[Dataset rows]
>>>>>

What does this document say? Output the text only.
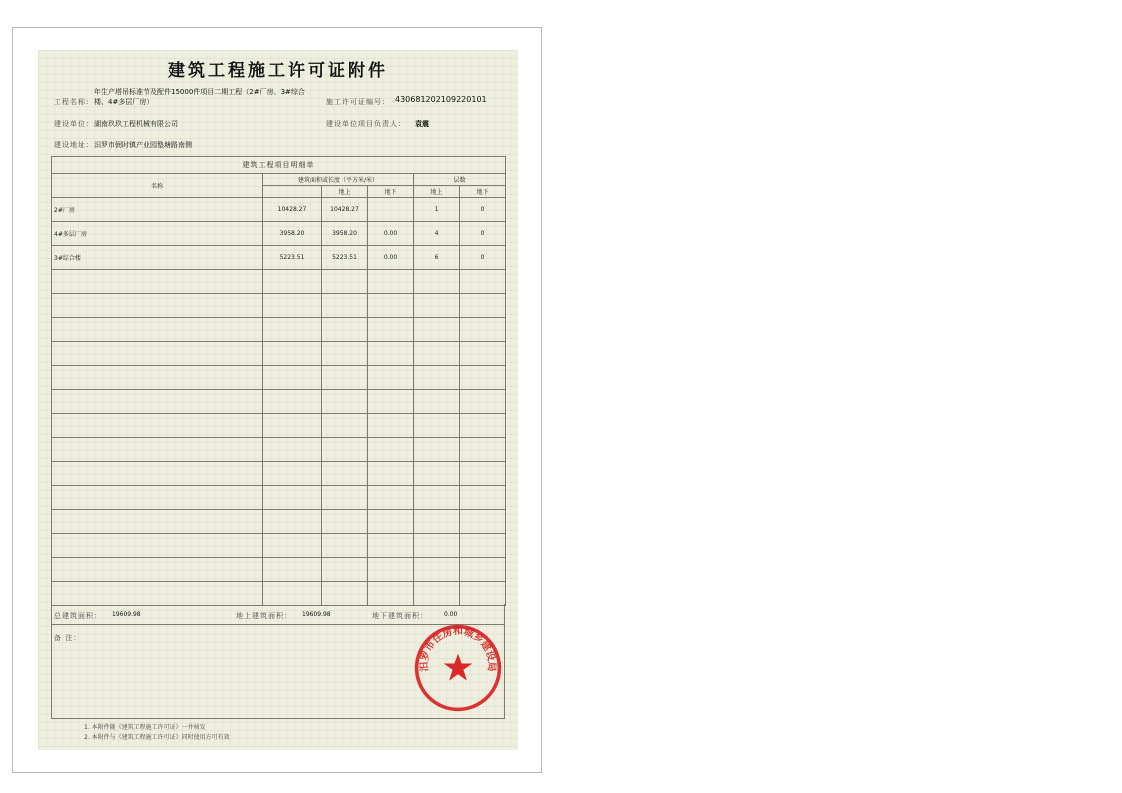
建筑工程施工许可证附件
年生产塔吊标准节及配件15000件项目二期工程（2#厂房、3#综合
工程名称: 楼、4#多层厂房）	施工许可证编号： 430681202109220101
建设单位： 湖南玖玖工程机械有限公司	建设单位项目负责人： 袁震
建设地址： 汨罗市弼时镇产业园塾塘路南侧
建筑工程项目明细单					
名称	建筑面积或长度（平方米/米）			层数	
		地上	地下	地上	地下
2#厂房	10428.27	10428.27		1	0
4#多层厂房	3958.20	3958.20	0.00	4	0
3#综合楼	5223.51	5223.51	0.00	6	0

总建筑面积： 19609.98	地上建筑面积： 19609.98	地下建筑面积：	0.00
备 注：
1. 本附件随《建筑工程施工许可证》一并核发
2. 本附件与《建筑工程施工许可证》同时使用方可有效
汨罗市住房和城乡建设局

<<<<<
>>>>>

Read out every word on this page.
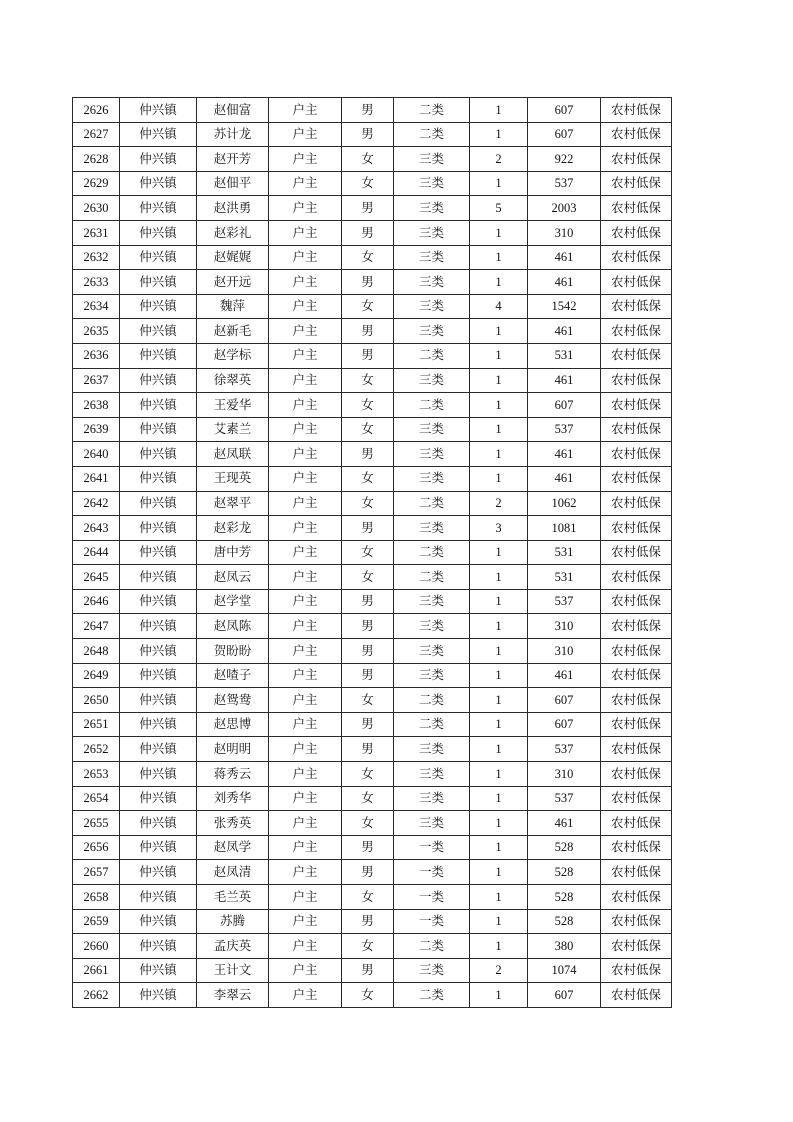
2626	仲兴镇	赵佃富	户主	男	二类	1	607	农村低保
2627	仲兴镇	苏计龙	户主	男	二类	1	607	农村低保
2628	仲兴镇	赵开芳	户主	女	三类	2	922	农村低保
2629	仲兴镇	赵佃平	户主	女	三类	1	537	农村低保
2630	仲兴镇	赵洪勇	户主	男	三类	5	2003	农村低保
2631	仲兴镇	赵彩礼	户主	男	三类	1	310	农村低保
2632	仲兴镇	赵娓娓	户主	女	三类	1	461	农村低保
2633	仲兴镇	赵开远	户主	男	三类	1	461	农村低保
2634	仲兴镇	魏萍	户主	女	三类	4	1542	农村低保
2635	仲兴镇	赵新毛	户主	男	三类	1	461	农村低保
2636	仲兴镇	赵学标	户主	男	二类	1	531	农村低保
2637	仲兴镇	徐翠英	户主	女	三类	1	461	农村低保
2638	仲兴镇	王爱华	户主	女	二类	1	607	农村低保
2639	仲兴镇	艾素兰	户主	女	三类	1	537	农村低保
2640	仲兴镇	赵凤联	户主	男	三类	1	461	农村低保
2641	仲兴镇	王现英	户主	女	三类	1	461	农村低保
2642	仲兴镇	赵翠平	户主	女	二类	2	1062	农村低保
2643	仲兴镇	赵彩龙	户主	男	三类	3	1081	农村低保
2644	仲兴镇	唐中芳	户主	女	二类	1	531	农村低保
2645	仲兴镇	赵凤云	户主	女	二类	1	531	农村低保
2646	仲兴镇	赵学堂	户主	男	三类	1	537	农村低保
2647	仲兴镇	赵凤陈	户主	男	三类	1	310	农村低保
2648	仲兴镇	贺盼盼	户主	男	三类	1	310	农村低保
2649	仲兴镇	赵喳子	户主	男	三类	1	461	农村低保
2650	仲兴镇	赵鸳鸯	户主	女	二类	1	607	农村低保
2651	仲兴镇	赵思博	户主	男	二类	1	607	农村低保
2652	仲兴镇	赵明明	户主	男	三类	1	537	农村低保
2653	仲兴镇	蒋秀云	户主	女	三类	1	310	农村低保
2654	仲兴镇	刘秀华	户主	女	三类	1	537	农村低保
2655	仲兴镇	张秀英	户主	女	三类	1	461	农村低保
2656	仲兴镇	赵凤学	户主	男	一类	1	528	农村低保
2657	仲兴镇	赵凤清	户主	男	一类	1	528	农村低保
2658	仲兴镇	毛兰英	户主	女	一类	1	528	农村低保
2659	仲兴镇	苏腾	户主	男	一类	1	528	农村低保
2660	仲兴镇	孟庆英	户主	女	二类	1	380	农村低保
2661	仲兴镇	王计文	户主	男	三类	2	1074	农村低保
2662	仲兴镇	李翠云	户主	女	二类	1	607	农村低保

<<<<<

OBJECTIVE →
Return every line from the records above that holds the word "多层厂房".

CORRECT RESPONSE →
工程名称: 楼、4#多层厂房）	施工许可证编号： 430681202109220101
4#多层厂房	3958.20	3958.20	0.00	4	0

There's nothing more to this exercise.